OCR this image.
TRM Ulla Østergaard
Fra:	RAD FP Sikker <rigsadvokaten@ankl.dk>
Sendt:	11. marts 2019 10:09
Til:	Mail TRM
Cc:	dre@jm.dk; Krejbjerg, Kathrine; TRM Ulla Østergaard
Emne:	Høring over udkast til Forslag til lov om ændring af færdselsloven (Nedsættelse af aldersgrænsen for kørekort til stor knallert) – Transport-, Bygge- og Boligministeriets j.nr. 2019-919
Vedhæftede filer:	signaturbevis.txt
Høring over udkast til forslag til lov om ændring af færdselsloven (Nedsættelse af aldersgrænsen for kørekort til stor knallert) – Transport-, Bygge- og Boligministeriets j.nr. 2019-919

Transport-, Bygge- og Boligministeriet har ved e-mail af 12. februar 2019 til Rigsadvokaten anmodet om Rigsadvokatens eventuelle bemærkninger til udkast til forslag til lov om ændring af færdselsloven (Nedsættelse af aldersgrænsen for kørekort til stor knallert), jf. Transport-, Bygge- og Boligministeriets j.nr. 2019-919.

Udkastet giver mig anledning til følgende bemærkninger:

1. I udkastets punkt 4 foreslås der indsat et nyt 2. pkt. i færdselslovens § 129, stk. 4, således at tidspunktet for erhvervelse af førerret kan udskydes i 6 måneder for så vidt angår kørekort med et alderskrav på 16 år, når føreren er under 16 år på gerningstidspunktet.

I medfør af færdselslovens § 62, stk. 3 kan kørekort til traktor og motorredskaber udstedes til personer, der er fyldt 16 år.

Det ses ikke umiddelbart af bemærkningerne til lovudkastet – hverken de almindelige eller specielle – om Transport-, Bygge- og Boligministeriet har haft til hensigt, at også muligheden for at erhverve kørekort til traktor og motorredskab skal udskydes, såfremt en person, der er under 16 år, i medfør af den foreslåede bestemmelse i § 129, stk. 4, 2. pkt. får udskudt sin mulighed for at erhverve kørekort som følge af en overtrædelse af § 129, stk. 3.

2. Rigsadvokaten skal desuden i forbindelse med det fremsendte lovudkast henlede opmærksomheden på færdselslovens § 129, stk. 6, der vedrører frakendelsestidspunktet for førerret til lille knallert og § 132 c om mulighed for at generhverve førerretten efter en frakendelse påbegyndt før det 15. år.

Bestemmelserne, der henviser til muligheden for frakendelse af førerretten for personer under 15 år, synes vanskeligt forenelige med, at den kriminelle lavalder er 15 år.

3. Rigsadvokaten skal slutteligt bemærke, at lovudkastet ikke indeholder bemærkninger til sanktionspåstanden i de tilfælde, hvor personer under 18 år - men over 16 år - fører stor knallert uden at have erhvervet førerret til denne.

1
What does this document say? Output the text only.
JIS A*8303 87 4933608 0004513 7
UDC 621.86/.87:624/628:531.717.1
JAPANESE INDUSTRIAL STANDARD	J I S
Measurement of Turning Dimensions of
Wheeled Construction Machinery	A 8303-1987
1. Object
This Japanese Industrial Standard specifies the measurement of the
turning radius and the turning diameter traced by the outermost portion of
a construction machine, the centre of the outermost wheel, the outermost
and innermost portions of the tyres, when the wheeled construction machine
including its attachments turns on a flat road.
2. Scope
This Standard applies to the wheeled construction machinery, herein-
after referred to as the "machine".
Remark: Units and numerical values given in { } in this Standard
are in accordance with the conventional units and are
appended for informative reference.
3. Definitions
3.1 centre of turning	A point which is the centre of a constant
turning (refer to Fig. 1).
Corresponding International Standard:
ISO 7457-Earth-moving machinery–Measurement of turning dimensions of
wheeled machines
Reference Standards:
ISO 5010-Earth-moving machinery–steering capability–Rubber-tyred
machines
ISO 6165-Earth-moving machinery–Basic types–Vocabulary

§

Search the data above for lines holding "Ulla" and copy each of them.

TRM Ulla Østergaard
Cc:	dre@jm.dk; Krejbjerg, Kathrine; TRM Ulla Østergaard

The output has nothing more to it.